▶ [Exercise description]:
Copy the listing word for word, from its first line up to and including the line with "contour-fill-layer — [92, 85, 721, 399]".

▶ [Dataset extract]:
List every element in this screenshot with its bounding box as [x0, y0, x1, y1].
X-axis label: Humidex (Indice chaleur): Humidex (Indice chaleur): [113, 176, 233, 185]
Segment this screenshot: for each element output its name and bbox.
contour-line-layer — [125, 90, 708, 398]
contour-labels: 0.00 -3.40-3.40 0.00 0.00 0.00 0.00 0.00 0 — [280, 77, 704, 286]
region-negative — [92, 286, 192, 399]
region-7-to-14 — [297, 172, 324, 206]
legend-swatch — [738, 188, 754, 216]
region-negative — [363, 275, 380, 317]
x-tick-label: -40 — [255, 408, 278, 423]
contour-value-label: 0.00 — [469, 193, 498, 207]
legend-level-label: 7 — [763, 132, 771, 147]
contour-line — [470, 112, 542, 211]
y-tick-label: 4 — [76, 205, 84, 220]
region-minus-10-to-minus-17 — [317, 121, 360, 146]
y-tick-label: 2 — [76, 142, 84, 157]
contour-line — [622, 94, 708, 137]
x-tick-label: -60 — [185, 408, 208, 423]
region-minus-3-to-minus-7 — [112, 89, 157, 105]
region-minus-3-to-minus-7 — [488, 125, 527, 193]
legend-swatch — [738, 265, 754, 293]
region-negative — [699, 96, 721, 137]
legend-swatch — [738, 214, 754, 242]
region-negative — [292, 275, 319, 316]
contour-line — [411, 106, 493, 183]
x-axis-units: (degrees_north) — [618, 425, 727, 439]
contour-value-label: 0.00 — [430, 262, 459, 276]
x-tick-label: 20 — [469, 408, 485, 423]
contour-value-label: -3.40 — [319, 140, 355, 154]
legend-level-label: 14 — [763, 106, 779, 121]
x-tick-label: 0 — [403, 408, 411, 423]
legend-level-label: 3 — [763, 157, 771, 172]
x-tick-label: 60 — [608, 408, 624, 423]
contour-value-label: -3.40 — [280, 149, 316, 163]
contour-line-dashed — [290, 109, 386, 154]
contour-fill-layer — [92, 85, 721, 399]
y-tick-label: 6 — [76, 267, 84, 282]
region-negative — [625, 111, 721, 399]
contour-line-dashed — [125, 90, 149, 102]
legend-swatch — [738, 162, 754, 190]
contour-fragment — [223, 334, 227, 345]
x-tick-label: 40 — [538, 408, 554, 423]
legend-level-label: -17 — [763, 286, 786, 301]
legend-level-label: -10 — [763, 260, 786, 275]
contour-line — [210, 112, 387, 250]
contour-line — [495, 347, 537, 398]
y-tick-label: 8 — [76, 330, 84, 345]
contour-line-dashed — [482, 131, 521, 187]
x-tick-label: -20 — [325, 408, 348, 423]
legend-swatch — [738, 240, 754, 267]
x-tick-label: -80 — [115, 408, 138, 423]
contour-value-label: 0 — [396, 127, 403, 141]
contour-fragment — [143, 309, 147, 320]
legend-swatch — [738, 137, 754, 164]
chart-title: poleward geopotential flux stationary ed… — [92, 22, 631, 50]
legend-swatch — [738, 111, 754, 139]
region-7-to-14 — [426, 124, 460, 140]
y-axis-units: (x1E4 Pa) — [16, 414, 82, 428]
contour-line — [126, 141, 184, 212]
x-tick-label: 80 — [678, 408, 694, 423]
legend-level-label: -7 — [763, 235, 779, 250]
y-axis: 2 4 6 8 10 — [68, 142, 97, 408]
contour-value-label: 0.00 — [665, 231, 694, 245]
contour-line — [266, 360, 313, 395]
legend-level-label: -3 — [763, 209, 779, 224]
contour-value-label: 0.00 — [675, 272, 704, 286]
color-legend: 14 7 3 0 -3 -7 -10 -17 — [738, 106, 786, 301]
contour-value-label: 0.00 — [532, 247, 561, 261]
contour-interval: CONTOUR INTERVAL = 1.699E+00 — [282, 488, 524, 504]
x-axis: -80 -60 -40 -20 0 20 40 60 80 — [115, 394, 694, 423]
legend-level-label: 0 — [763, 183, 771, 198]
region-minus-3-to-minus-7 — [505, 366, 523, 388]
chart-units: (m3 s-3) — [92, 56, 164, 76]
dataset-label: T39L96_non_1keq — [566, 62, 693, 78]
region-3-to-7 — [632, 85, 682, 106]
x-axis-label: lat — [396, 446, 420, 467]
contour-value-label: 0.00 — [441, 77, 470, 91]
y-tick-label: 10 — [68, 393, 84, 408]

▶ [Solution below]:
List every element in this screenshot with its bounding box as [x0, y0, x1, y1].
X-axis label: Humidex (Indice chaleur): Humidex (Indice chaleur): [113, 176, 233, 185]
Segment this screenshot: for each element output its name and bbox.
contour-line-layer — [125, 90, 708, 398]
contour-labels: 0.00 -3.40-3.40 0.00 0.00 0.00 0.00 0.00 0 — [280, 77, 704, 286]
region-negative — [92, 286, 192, 399]
region-7-to-14 — [297, 172, 324, 206]
legend-swatch — [738, 188, 754, 216]
region-negative — [363, 275, 380, 317]
x-tick-label: -40 — [255, 408, 278, 423]
contour-value-label: 0.00 — [469, 193, 498, 207]
legend-level-label: 7 — [763, 132, 771, 147]
contour-line — [470, 112, 542, 211]
y-tick-label: 4 — [76, 205, 84, 220]
region-minus-10-to-minus-17 — [317, 121, 360, 146]
y-tick-label: 2 — [76, 142, 84, 157]
contour-line — [622, 94, 708, 137]
x-tick-label: -60 — [185, 408, 208, 423]
region-minus-3-to-minus-7 — [112, 89, 157, 105]
region-minus-3-to-minus-7 — [488, 125, 527, 193]
legend-swatch — [738, 265, 754, 293]
region-negative — [699, 96, 721, 137]
legend-swatch — [738, 214, 754, 242]
region-negative — [292, 275, 319, 316]
contour-line — [411, 106, 493, 183]
x-axis-units: (degrees_north) — [618, 425, 727, 439]
contour-value-label: 0.00 — [430, 262, 459, 276]
x-tick-label: 20 — [469, 408, 485, 423]
contour-value-label: -3.40 — [319, 140, 355, 154]
legend-level-label: 14 — [763, 106, 779, 121]
x-tick-label: 0 — [403, 408, 411, 423]
legend-level-label: 3 — [763, 157, 771, 172]
x-tick-label: 60 — [608, 408, 624, 423]
contour-value-label: -3.40 — [280, 149, 316, 163]
contour-line-dashed — [290, 109, 386, 154]
contour-fill-layer — [92, 85, 721, 399]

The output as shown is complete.